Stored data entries
•••••
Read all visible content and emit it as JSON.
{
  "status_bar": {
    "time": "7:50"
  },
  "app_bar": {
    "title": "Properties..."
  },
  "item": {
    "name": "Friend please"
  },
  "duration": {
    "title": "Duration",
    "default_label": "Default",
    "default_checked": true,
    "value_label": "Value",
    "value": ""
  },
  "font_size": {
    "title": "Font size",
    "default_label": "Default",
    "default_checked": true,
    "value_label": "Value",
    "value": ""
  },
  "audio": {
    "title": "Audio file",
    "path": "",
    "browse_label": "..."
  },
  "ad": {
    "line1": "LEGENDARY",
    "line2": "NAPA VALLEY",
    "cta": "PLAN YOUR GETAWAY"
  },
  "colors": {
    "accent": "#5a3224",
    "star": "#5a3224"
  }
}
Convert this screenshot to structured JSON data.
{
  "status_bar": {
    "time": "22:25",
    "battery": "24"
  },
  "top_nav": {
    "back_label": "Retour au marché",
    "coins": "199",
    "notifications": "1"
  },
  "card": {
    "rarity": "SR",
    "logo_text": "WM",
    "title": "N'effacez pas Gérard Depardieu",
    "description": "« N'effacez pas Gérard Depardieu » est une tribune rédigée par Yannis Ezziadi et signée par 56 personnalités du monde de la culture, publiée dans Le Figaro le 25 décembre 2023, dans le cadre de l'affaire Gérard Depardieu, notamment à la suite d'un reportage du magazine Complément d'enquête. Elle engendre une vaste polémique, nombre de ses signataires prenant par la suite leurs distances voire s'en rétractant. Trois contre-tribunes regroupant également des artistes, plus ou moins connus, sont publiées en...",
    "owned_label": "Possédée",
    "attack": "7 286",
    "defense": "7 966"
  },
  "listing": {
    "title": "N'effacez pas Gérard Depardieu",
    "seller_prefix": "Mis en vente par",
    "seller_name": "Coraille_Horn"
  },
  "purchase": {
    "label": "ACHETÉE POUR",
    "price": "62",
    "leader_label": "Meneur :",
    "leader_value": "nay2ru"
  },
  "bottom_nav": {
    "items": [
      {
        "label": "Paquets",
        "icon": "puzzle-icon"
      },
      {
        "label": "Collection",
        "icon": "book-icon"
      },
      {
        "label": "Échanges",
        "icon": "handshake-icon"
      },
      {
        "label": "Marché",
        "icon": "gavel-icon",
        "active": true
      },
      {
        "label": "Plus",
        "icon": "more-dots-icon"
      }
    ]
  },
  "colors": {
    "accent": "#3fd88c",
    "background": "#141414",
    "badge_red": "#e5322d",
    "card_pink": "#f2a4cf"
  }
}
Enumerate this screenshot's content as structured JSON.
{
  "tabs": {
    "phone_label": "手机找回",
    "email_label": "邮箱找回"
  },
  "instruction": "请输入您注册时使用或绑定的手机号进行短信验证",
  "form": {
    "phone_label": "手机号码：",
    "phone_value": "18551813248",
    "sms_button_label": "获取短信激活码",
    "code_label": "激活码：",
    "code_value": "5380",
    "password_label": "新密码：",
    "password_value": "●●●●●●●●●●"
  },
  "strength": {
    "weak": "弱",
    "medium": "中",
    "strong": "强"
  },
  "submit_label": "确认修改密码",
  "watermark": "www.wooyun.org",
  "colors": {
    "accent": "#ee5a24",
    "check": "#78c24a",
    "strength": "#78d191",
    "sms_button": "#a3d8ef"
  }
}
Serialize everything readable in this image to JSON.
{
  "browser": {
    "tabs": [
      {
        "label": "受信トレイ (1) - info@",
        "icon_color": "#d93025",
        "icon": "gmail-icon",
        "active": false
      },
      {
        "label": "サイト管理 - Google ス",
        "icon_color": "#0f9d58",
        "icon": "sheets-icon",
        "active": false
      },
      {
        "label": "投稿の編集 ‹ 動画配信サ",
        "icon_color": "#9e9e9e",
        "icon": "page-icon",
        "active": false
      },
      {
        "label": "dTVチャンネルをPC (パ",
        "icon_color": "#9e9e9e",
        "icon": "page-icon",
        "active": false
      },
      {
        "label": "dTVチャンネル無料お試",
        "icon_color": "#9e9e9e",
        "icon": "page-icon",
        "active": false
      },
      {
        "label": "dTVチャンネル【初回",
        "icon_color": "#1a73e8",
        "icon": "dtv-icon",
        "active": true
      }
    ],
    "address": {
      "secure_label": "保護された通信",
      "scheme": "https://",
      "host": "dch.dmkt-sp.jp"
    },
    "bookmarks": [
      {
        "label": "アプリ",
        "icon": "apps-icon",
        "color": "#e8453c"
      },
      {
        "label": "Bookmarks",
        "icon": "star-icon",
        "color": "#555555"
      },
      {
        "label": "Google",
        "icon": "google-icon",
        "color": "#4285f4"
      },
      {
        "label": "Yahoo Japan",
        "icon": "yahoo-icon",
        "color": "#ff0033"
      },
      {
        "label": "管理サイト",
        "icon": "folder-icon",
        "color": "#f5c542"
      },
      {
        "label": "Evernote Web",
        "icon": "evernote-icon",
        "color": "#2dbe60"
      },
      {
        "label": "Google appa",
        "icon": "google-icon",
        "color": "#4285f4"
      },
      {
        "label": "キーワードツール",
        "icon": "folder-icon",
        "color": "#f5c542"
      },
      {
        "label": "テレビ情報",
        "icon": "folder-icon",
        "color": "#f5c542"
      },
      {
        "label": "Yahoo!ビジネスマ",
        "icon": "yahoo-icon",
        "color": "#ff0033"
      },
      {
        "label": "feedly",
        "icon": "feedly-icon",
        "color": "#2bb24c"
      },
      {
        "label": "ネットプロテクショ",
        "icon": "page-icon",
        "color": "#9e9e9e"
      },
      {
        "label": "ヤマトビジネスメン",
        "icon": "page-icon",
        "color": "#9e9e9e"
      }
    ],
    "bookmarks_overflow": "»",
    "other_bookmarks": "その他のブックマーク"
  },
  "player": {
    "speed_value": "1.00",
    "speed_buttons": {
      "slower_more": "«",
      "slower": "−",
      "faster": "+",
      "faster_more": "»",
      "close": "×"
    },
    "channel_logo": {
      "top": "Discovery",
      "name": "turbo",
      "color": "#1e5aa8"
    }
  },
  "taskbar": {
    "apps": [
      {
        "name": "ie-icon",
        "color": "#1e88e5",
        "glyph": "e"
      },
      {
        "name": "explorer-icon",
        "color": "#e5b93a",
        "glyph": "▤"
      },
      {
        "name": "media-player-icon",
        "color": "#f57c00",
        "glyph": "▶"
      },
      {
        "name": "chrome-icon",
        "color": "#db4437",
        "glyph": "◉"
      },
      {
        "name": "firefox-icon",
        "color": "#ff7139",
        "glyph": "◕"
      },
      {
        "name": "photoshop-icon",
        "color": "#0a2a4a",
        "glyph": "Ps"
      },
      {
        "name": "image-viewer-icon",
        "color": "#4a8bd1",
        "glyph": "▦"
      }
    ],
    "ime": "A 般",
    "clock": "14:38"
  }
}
•••••
■ YOUR INSTRUCTIONS:
Go through the listing above and restate it word for word.

■ TASK RESPONSE:
Read all visible content and emit it as JSON.
{
  "status_bar": {
    "time": "7:50"
  },
  "app_bar": {
    "title": "Properties..."
  },
  "item": {
    "name": "Friend please"
  },
  "duration": {
    "title": "Duration",
    "default_label": "Default",
    "default_checked": true,
    "value_label": "Value",
    "value": ""
  },
  "font_size": {
    "title": "Font size",
    "default_label": "Default",
    "default_checked": true,
    "value_label": "Value",
    "value": ""
  },
  "audio": {
    "title": "Audio file",
    "path": "",
    "browse_label": "..."
  },
  "ad": {
    "line1": "LEGENDARY",
    "line2": "NAPA VALLEY",
    "cta": "PLAN YOUR GETAWAY"
  },
  "colors": {
    "accent": "#5a3224",
    "star": "#5a3224"
  }
}
Convert this screenshot to structured JSON data.
{
  "status_bar": {
    "time": "22:25",
    "battery": "24"
  },
  "top_nav": {
    "back_label": "Retour au marché",
    "coins": "199",
    "notifications": "1"
  },
  "card": {
    "rarity": "SR",
    "logo_text": "WM",
    "title": "N'effacez pas Gérard Depardieu",
    "description": "« N'effacez pas Gérard Depardieu » est une tribune rédigée par Yannis Ezziadi et signée par 56 personnalités du monde de la culture, publiée dans Le Figaro le 25 décembre 2023, dans le cadre de l'affaire Gérard Depardieu, notamment à la suite d'un reportage du magazine Complément d'enquête. Elle engendre une vaste polémique, nombre de ses signataires prenant par la suite leurs distances voire s'en rétractant. Trois contre-tribunes regroupant également des artistes, plus ou moins connus, sont publiées en...",
    "owned_label": "Possédée",
    "attack": "7 286",
    "defense": "7 966"
  },
  "listing": {
    "title": "N'effacez pas Gérard Depardieu",
    "seller_prefix": "Mis en vente par",
    "seller_name": "Coraille_Horn"
  },
  "purchase": {
    "label": "ACHETÉE POUR",
    "price": "62",
    "leader_label": "Meneur :",
    "leader_value": "nay2ru"
  },
  "bottom_nav": {
    "items": [
      {
        "label": "Paquets",
        "icon": "puzzle-icon"
      },
      {
        "label": "Collection",
        "icon": "book-icon"
      },
      {
        "label": "Échanges",
        "icon": "handshake-icon"
      },
      {
        "label": "Marché",
        "icon": "gavel-icon",
        "active": true
      },
      {
        "label": "Plus",
        "icon": "more-dots-icon"
      }
    ]
  },
  "colors": {
    "accent": "#3fd88c",
    "background": "#141414",
    "badge_red": "#e5322d",
    "card_pink": "#f2a4cf"
  }
}
Enumerate this screenshot's content as structured JSON.
{
  "tabs": {
    "phone_label": "手机找回",
    "email_label": "邮箱找回"
  },
  "instruction": "请输入您注册时使用或绑定的手机号进行短信验证",
  "form": {
    "phone_label": "手机号码：",
    "phone_value": "18551813248",
    "sms_button_label": "获取短信激活码",
    "code_label": "激活码：",
    "code_value": "5380",
    "password_label": "新密码：",
    "password_value": "●●●●●●●●●●"
  },
  "strength": {
    "weak": "弱",
    "medium": "中",
    "strong": "强"
  },
  "submit_label": "确认修改密码",
  "watermark": "www.wooyun.org",
  "colors": {
    "accent": "#ee5a24",
    "check": "#78c24a",
    "strength": "#78d191",
    "sms_button": "#a3d8ef"
  }
}
Serialize everything readable in this image to JSON.
{
  "browser": {
    "tabs": [
      {
        "label": "受信トレイ (1) - info@",
        "icon_color": "#d93025",
        "icon": "gmail-icon",
        "active": false
      },
      {
        "label": "サイト管理 - Google ス",
        "icon_color": "#0f9d58",
        "icon": "sheets-icon",
        "active": false
      },
      {
        "label": "投稿の編集 ‹ 動画配信サ",
        "icon_color": "#9e9e9e",
        "icon": "page-icon",
        "active": false
      },
      {
        "label": "dTVチャンネルをPC (パ",
        "icon_color": "#9e9e9e",
        "icon": "page-icon",
        "active": false
      },
      {
        "label": "dTVチャンネル無料お試",
        "icon_color": "#9e9e9e",
        "icon": "page-icon",
        "active": false
      },
      {
        "label": "dTVチャンネル【初回",
        "icon_color": "#1a73e8",
        "icon": "dtv-icon",
        "active": true
      }
    ],
    "address": {
      "secure_label": "保護された通信",
      "scheme": "https://",
      "host": "dch.dmkt-sp.jp"
    },
    "bookmarks": [
      {
        "label": "アプリ",
        "icon": "apps-icon",
        "color": "#e8453c"
      },
      {
        "label": "Bookmarks",
        "icon": "star-icon",
        "color": "#555555"
      },
      {
        "label": "Google",
        "icon": "google-icon",
        "color": "#4285f4"
      },
      {
        "label": "Yahoo Japan",
        "icon": "yahoo-icon",
        "color": "#ff0033"
      },
      {
        "label": "管理サイト",
        "icon": "folder-icon",
        "color": "#f5c542"
      },
      {
        "label": "Evernote Web",
        "icon": "evernote-icon",
        "color": "#2dbe60"
      },
      {
        "label": "Google appa",
        "icon": "google-icon",
        "color": "#4285f4"
      },
      {
        "label": "キーワードツール",
        "icon": "folder-icon",
        "color": "#f5c542"
      },
      {
        "label": "テレビ情報",
        "icon": "folder-icon",
        "color": "#f5c542"
      },
      {
        "label": "Yahoo!ビジネスマ",
        "icon": "yahoo-icon",
        "color": "#ff0033"
      },
      {
        "label": "feedly",
        "icon": "feedly-icon",
        "color": "#2bb24c"
      },
      {
        "label": "ネットプロテクショ",
        "icon": "page-icon",
        "color": "#9e9e9e"
      },
      {
        "label": "ヤマトビジネスメン",
        "icon": "page-icon",
        "color": "#9e9e9e"
      }
    ],
    "bookmarks_overflow": "»",
    "other_bookmarks": "その他のブックマーク"
  },
  "player": {
    "speed_value": "1.00",
    "speed_buttons": {
      "slower_more": "«",
      "slower": "−",
      "faster": "+",
      "faster_more": "»",
      "close": "×"
    },
    "channel_logo": {
      "top": "Discovery",
      "name": "turbo",
      "color": "#1e5aa8"
    }
  },
  "taskbar": {
    "apps": [
      {
        "name": "ie-icon",
        "color": "#1e88e5",
        "glyph": "e"
      },
      {
        "name": "explorer-icon",
        "color": "#e5b93a",
        "glyph": "▤"
      },
      {
        "name": "media-player-icon",
        "color": "#f57c00",
        "glyph": "▶"
      },
      {
        "name": "chrome-icon",
        "color": "#db4437",
        "glyph": "◉"
      },
      {
        "name": "firefox-icon",
        "color": "#ff7139",
        "glyph": "◕"
      },
      {
        "name": "photoshop-icon",
        "color": "#0a2a4a",
        "glyph": "Ps"
      },
      {
        "name": "image-viewer-icon",
        "color": "#4a8bd1",
        "glyph": "▦"
      }
    ],
    "ime": "A 般",
    "clock": "14:38"
  }
}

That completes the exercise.